GIVEN INSTRUCTION:
Search the data for the word "necotoxicity" and copy every line where it occurs.
^^^^
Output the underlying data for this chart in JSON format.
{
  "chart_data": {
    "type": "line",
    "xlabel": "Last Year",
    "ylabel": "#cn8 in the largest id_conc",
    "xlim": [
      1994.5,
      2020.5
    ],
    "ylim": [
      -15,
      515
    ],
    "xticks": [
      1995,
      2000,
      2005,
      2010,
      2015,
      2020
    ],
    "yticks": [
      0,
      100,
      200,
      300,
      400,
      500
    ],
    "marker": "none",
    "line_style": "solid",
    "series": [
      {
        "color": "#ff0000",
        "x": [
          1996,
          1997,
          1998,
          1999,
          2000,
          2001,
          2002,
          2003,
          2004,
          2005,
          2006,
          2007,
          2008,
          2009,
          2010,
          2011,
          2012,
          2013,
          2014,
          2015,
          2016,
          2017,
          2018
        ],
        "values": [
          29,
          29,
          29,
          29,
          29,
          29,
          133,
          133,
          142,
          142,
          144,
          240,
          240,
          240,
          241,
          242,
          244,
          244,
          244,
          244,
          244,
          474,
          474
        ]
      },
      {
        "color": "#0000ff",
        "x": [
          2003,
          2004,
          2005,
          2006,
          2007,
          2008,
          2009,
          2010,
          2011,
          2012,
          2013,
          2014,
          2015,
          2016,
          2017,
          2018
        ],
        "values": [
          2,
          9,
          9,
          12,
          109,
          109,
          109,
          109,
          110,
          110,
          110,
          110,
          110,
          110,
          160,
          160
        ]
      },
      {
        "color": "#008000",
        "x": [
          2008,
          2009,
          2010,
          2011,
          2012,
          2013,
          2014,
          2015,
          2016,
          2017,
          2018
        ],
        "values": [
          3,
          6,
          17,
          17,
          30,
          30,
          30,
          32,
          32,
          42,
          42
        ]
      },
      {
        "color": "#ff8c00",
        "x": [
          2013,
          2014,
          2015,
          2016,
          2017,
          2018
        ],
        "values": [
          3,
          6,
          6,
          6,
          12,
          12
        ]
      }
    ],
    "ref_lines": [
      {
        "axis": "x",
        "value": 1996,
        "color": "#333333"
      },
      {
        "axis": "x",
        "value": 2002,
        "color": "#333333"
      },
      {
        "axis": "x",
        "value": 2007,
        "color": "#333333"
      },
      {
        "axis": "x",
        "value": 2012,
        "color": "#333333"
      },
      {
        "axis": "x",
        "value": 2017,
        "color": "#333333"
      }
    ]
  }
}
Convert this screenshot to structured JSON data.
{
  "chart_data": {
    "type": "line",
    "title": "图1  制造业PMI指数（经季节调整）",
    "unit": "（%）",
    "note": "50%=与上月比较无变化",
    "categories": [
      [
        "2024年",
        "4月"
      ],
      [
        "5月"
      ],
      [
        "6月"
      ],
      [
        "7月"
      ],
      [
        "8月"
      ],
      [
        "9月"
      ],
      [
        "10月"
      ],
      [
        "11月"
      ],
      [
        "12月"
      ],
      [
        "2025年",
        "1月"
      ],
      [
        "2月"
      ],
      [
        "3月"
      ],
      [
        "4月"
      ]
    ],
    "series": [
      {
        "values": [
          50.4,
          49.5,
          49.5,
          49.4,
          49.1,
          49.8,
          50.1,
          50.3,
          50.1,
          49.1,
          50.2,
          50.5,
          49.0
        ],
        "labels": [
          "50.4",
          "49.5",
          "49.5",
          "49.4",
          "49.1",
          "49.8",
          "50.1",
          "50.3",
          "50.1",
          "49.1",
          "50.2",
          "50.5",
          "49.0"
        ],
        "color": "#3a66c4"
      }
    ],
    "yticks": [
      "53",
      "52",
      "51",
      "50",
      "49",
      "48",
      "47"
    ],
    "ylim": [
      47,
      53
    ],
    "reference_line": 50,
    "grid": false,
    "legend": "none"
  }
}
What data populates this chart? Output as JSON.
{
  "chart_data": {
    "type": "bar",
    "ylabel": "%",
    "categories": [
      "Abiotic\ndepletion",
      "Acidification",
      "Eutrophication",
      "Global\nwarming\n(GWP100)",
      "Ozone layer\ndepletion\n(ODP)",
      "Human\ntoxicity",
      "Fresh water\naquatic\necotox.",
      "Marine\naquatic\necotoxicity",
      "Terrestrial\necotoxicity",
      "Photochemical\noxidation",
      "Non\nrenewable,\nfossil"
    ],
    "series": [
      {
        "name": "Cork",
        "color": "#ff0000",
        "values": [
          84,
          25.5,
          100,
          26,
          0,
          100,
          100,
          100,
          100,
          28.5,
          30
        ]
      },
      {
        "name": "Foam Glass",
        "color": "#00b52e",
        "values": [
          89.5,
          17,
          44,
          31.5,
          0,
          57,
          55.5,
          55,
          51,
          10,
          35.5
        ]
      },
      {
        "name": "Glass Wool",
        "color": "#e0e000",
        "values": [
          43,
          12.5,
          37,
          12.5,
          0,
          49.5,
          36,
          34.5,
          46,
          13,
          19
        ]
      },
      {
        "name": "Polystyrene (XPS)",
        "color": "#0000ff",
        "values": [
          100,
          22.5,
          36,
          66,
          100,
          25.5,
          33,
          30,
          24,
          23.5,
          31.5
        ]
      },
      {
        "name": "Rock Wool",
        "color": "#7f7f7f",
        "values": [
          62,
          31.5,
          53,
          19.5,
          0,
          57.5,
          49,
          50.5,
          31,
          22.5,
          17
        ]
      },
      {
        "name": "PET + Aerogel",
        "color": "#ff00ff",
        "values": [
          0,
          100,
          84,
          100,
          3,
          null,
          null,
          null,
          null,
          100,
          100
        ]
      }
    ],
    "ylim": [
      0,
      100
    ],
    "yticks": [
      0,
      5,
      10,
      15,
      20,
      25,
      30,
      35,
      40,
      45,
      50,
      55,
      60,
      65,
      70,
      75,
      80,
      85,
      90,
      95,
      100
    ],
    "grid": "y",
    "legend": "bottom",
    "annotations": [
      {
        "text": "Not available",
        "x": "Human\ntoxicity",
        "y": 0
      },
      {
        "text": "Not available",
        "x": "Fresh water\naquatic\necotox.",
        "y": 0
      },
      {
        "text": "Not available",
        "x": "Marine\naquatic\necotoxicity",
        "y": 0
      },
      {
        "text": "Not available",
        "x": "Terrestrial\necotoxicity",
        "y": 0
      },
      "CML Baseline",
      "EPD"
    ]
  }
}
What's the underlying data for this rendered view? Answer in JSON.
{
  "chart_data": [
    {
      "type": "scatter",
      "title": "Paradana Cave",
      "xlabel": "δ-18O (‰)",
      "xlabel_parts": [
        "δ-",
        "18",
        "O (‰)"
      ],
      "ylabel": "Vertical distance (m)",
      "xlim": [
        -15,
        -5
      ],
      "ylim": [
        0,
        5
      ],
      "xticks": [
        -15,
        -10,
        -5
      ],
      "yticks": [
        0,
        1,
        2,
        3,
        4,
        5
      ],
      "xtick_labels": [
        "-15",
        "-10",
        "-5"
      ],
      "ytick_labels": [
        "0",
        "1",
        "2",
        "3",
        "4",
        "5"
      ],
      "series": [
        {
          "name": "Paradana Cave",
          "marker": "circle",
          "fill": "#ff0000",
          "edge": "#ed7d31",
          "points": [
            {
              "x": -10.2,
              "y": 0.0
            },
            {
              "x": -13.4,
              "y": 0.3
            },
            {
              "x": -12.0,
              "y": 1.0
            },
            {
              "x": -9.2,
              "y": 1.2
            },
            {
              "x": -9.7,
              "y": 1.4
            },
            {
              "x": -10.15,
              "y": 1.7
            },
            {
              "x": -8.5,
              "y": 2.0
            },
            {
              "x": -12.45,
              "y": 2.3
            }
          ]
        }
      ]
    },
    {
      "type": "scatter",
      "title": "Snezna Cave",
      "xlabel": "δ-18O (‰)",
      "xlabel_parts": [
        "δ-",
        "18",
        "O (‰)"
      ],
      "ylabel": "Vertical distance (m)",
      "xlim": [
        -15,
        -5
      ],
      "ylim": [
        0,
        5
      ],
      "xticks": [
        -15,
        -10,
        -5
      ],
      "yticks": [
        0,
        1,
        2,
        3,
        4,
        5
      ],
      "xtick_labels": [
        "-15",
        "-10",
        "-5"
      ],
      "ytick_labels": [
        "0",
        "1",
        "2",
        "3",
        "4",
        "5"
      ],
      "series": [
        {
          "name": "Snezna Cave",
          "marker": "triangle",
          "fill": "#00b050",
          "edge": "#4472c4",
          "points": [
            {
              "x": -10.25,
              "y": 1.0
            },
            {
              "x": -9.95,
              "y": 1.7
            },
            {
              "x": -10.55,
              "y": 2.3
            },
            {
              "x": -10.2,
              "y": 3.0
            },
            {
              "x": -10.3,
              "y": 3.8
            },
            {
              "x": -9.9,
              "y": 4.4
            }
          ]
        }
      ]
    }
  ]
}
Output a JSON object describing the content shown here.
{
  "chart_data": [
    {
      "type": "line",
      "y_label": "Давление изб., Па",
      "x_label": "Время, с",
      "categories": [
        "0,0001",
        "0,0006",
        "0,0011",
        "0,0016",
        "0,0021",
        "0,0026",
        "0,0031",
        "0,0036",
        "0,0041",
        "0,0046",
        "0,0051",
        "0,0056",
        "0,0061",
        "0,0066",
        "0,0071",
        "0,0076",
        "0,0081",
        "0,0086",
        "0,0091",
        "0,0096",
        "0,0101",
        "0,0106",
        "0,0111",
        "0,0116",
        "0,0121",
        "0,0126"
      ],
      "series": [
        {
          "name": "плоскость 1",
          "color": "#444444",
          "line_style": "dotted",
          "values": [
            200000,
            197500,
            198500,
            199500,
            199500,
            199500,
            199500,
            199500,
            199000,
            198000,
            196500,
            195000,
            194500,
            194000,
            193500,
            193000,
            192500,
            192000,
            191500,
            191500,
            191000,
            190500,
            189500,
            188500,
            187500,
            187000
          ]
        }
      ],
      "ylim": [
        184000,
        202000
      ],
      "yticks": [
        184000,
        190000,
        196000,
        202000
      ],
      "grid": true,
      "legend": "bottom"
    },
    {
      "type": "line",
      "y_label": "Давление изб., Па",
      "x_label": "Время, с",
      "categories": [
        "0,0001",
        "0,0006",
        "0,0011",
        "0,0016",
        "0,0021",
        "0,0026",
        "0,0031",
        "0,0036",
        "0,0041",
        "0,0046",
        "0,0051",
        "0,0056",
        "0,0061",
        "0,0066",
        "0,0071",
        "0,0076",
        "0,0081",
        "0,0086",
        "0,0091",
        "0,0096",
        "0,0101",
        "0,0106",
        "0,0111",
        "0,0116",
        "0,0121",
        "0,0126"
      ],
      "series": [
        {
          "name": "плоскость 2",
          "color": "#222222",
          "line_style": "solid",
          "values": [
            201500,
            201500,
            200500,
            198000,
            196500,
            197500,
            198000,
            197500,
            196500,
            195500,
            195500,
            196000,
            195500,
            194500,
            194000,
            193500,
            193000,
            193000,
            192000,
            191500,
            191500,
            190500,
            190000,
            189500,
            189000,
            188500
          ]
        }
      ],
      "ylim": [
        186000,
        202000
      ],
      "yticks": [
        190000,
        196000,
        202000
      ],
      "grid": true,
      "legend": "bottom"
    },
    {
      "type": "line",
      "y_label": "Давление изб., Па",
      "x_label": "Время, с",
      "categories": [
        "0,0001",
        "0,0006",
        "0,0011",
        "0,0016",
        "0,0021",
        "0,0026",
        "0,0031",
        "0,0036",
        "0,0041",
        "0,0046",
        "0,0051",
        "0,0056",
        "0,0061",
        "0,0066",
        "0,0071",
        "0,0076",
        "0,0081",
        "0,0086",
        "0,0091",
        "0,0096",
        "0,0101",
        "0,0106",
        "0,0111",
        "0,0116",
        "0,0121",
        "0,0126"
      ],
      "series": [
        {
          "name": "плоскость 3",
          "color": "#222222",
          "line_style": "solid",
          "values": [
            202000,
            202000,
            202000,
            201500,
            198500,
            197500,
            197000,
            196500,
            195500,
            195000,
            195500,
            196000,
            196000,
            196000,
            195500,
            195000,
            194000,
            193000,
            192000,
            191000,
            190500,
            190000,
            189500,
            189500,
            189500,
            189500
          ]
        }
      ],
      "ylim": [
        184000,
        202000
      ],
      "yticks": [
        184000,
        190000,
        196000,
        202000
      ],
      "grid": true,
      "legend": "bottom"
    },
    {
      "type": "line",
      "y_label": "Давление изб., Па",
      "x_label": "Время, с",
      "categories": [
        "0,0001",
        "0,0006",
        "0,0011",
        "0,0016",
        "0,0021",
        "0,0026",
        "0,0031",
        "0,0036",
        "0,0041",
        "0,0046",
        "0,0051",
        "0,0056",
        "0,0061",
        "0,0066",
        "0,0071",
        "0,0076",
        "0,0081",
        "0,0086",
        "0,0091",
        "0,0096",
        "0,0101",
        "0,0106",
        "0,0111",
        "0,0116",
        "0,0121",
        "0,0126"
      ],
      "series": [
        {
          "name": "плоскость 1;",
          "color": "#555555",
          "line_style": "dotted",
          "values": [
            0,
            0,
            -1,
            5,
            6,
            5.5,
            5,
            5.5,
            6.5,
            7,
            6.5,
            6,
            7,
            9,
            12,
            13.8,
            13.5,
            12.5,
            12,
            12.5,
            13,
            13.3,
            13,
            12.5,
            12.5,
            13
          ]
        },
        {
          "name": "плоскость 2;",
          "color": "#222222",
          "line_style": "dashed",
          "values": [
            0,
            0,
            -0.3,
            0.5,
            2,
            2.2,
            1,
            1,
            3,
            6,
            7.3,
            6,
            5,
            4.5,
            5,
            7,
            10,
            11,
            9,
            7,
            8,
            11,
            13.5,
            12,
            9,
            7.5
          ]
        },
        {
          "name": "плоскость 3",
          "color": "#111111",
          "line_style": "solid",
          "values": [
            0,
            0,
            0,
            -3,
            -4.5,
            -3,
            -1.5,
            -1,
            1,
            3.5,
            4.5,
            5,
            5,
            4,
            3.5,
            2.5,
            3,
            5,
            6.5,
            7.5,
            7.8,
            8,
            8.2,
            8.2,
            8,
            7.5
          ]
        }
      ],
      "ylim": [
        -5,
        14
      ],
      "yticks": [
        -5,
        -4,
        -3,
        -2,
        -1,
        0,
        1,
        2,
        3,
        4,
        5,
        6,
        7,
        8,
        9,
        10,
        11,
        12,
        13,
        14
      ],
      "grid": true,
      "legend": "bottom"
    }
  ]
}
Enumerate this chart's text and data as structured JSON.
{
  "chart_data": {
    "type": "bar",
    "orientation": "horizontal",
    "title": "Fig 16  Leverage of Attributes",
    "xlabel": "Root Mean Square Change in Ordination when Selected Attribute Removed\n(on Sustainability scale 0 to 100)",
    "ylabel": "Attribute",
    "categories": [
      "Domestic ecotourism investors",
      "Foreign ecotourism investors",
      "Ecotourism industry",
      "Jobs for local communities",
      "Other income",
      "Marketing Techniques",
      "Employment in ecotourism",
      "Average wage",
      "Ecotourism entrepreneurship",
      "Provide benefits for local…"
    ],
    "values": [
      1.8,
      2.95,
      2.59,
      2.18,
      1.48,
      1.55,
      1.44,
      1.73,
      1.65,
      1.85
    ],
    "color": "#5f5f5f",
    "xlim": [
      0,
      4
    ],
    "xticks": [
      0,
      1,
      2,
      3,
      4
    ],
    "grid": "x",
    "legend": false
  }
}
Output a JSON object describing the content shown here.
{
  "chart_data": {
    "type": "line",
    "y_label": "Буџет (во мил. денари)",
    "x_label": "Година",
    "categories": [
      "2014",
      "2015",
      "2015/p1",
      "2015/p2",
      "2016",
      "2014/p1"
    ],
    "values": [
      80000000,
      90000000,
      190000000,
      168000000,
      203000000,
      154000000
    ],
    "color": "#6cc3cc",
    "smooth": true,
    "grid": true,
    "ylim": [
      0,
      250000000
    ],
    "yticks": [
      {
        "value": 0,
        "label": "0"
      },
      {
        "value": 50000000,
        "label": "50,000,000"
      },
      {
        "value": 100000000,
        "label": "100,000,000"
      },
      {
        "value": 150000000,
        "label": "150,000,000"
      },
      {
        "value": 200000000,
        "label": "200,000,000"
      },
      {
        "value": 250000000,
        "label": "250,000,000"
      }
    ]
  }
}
^^^^
WRITTEN ANSWER:
      "Marine\naquatic\necotoxicity",
      "Terrestrial\necotoxicity",
        "x": "Marine\naquatic\necotoxicity",
        "x": "Terrestrial\necotoxicity",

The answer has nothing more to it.